Task details >> Copy out every line in the entries below that includes "page".

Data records
⁂
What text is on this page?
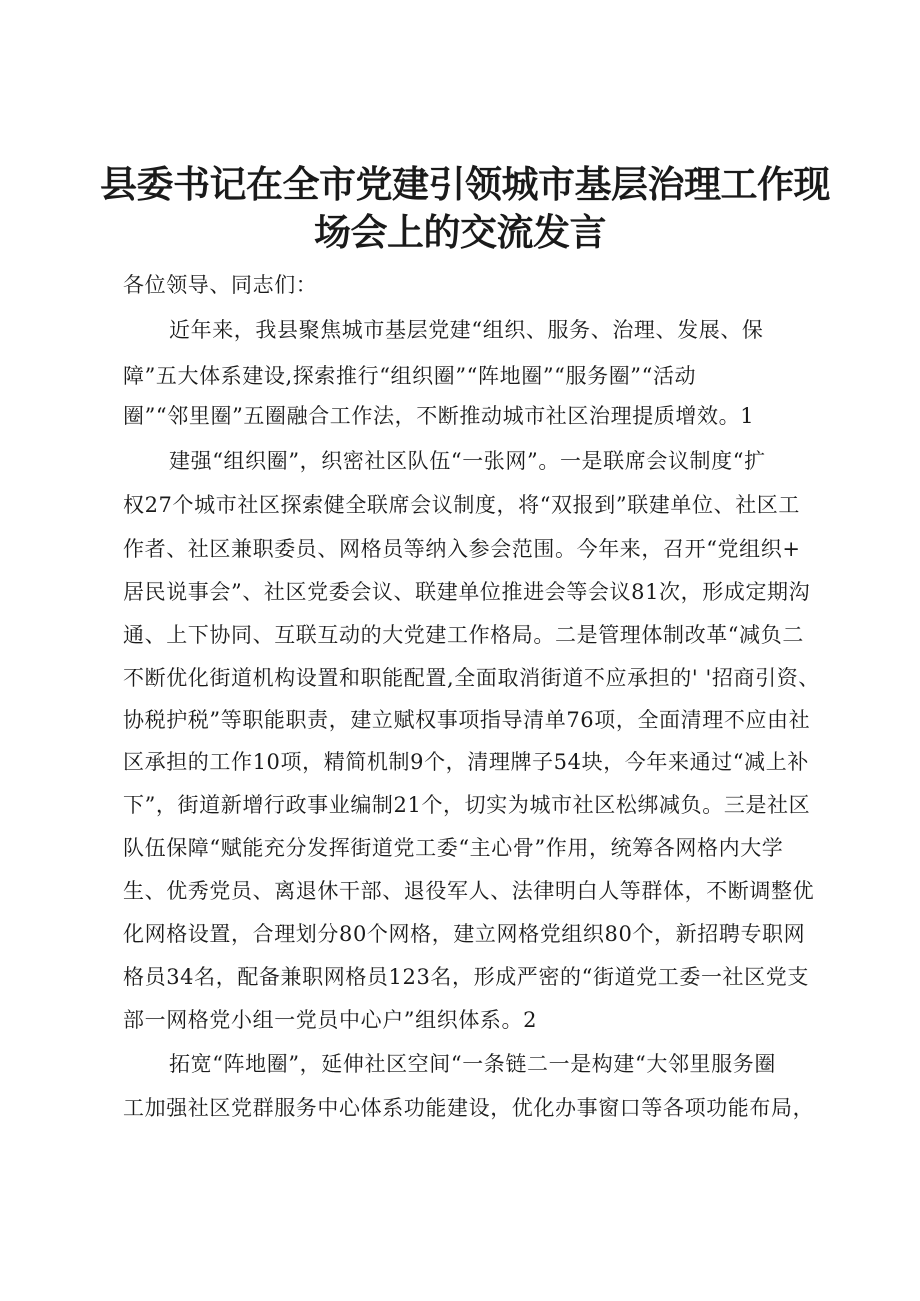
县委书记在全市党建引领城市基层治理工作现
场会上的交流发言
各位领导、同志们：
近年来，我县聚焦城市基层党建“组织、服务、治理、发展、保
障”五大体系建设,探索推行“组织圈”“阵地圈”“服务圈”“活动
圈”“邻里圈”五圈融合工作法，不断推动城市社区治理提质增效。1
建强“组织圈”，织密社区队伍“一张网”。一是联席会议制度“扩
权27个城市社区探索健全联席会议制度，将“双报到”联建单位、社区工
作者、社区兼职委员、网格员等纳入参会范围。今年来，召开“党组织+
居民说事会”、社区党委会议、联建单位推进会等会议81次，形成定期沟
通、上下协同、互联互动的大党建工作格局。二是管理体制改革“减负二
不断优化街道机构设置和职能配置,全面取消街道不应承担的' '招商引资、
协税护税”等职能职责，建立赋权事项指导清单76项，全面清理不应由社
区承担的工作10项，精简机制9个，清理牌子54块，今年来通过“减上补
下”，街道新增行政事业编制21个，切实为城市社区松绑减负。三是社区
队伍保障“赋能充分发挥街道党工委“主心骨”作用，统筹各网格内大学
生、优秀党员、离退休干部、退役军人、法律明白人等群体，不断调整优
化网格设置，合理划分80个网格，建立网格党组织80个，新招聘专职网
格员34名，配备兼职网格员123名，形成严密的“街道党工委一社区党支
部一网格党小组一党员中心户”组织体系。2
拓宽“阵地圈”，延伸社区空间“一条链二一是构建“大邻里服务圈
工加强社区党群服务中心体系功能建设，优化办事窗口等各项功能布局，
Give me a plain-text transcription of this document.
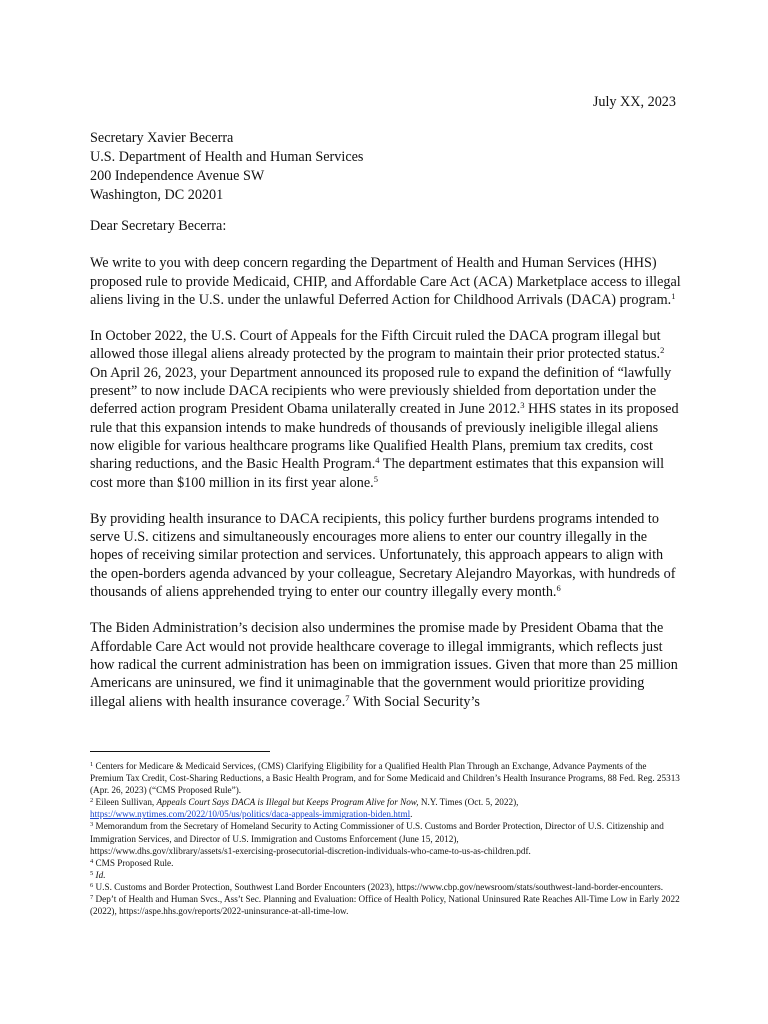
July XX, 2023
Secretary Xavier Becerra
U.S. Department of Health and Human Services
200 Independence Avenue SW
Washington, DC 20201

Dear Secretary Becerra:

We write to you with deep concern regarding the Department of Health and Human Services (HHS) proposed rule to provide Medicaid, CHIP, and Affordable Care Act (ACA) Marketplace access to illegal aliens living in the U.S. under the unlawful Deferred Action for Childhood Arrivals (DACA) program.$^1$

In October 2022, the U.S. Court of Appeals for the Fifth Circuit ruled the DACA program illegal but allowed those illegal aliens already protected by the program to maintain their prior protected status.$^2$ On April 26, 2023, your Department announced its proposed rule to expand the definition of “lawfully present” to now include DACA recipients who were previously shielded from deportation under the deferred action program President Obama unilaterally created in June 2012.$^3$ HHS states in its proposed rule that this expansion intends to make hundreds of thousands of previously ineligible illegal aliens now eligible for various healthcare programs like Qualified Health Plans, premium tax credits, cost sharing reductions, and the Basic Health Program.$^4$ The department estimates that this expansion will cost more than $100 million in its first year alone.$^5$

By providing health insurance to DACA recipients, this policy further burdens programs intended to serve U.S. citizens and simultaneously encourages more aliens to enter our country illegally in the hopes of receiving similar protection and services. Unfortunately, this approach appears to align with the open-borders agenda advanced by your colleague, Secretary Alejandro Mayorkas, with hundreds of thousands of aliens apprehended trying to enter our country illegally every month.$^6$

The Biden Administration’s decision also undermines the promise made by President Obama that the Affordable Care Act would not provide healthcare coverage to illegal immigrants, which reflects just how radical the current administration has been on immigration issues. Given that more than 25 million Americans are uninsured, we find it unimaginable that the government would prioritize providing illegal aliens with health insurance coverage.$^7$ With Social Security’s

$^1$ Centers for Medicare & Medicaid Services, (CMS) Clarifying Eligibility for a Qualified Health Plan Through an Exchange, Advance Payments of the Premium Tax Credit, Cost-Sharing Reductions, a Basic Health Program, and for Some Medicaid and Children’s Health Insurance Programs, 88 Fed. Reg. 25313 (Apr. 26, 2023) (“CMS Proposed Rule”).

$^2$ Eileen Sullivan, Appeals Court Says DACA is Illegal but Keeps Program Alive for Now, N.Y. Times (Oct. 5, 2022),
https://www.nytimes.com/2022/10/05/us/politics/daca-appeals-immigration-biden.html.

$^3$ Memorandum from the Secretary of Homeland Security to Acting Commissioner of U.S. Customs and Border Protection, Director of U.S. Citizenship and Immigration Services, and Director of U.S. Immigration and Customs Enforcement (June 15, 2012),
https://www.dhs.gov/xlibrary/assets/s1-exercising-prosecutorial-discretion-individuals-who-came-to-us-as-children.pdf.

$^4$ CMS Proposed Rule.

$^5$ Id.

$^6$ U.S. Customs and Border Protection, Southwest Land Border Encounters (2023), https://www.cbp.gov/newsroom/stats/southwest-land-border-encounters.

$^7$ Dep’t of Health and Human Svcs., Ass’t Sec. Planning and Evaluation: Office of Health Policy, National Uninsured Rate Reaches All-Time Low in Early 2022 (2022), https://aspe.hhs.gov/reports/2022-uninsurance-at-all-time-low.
⁂
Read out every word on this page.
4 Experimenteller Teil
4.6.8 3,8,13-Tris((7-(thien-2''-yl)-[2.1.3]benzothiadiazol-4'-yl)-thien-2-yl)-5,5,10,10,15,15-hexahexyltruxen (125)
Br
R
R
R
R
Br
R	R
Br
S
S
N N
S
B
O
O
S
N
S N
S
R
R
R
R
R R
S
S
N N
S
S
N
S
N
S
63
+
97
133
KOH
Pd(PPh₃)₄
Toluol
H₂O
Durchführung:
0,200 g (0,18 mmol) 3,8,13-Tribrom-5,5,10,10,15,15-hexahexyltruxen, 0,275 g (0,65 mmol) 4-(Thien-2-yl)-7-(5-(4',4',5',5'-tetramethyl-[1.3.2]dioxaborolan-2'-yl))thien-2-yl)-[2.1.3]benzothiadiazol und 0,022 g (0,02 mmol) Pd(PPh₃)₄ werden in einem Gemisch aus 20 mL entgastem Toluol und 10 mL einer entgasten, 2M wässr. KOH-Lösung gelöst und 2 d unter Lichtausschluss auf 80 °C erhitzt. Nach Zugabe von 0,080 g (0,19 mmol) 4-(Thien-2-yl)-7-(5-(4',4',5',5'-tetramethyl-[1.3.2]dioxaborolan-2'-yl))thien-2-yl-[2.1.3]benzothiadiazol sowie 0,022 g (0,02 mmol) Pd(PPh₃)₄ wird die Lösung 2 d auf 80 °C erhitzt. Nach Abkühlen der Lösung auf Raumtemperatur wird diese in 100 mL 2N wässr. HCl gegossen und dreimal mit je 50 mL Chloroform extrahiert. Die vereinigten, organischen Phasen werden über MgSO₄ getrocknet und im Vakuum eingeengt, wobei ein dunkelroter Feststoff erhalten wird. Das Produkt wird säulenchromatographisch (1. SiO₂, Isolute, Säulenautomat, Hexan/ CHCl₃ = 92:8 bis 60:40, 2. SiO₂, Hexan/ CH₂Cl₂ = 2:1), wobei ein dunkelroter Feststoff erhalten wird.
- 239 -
⁂
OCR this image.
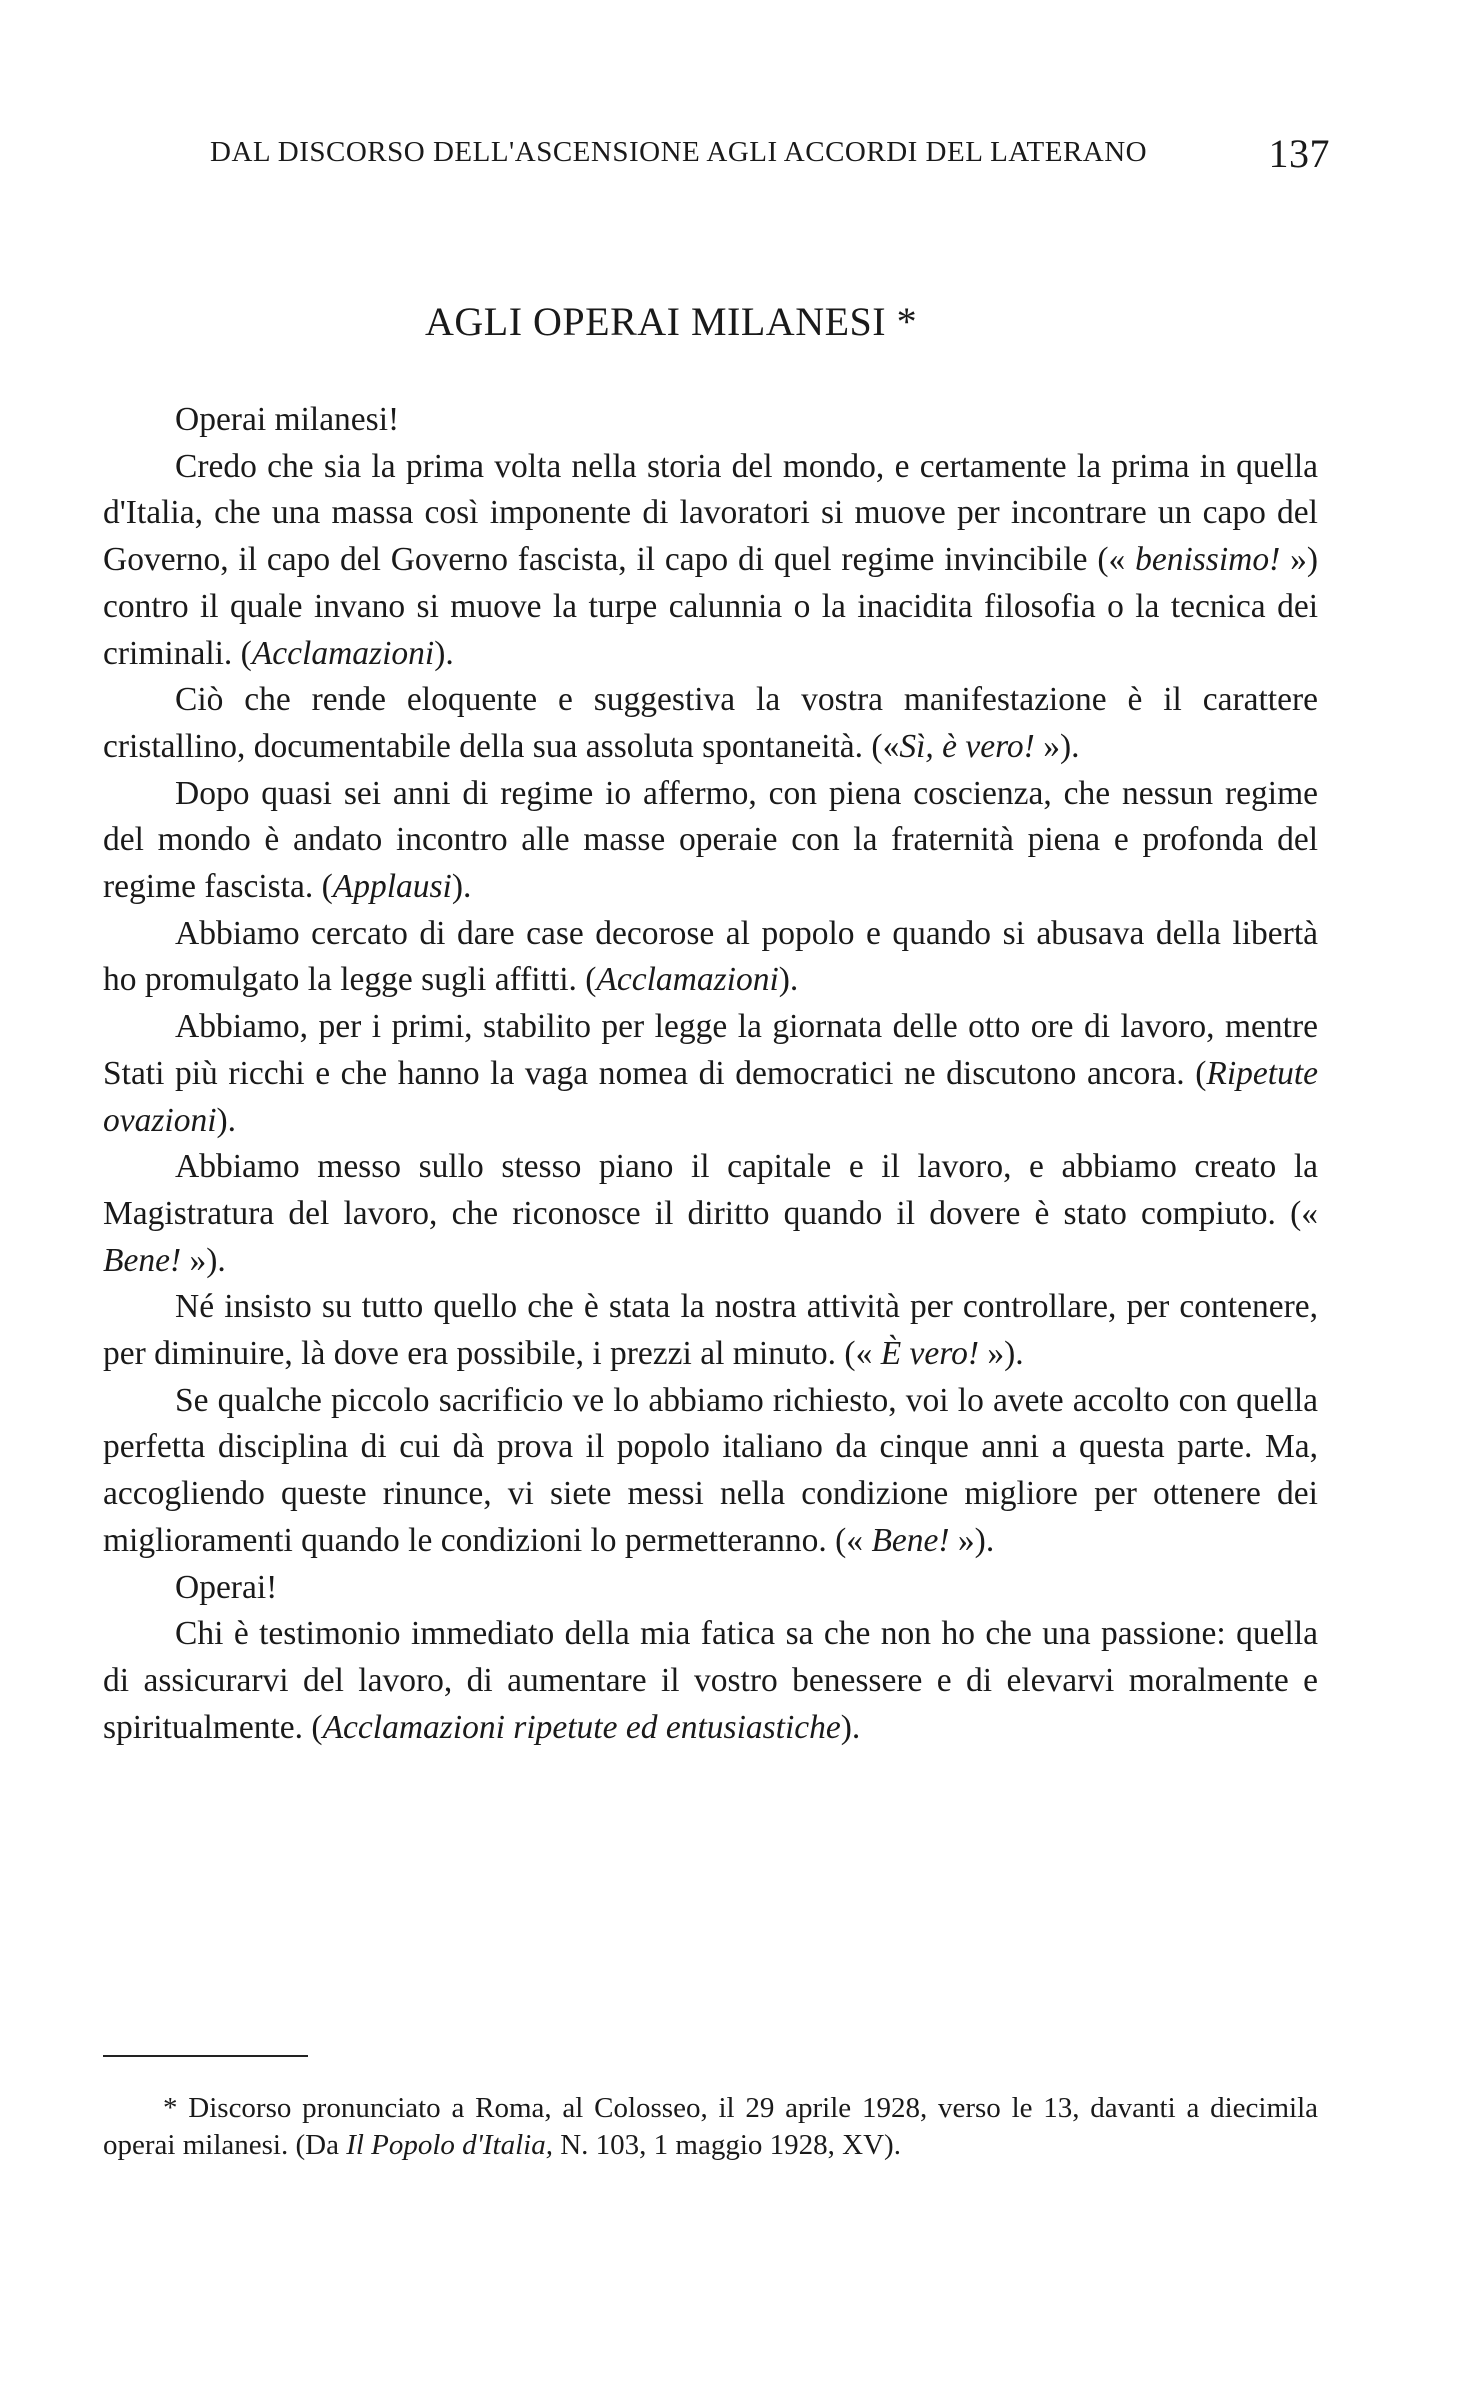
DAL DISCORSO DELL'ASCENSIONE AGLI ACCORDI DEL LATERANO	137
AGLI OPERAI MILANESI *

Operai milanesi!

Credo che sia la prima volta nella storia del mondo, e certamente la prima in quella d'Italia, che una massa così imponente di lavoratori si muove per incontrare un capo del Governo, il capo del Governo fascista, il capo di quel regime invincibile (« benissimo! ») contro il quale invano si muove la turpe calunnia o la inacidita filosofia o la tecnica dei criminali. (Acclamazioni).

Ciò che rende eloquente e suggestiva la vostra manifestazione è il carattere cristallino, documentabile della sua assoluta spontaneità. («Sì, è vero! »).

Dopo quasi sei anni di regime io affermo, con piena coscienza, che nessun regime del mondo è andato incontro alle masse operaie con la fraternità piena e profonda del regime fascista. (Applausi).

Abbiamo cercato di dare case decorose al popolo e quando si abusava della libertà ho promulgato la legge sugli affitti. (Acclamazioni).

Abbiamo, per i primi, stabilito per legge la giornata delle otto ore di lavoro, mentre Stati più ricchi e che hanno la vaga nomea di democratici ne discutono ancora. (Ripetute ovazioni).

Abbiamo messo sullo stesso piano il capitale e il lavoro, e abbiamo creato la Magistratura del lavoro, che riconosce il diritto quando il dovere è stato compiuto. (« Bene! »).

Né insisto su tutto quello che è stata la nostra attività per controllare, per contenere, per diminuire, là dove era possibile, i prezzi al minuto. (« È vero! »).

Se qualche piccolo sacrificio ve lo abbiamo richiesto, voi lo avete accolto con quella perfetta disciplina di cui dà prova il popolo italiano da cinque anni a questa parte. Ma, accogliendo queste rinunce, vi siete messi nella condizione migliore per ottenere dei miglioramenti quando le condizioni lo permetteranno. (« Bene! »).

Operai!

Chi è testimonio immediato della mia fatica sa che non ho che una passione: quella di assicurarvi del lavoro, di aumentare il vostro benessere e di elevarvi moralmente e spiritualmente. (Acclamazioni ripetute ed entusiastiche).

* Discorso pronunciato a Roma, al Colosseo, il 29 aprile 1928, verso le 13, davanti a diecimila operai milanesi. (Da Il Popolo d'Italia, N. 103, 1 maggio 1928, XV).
⁂
Right answer >>
What text is on this page?
Read out every word on this page.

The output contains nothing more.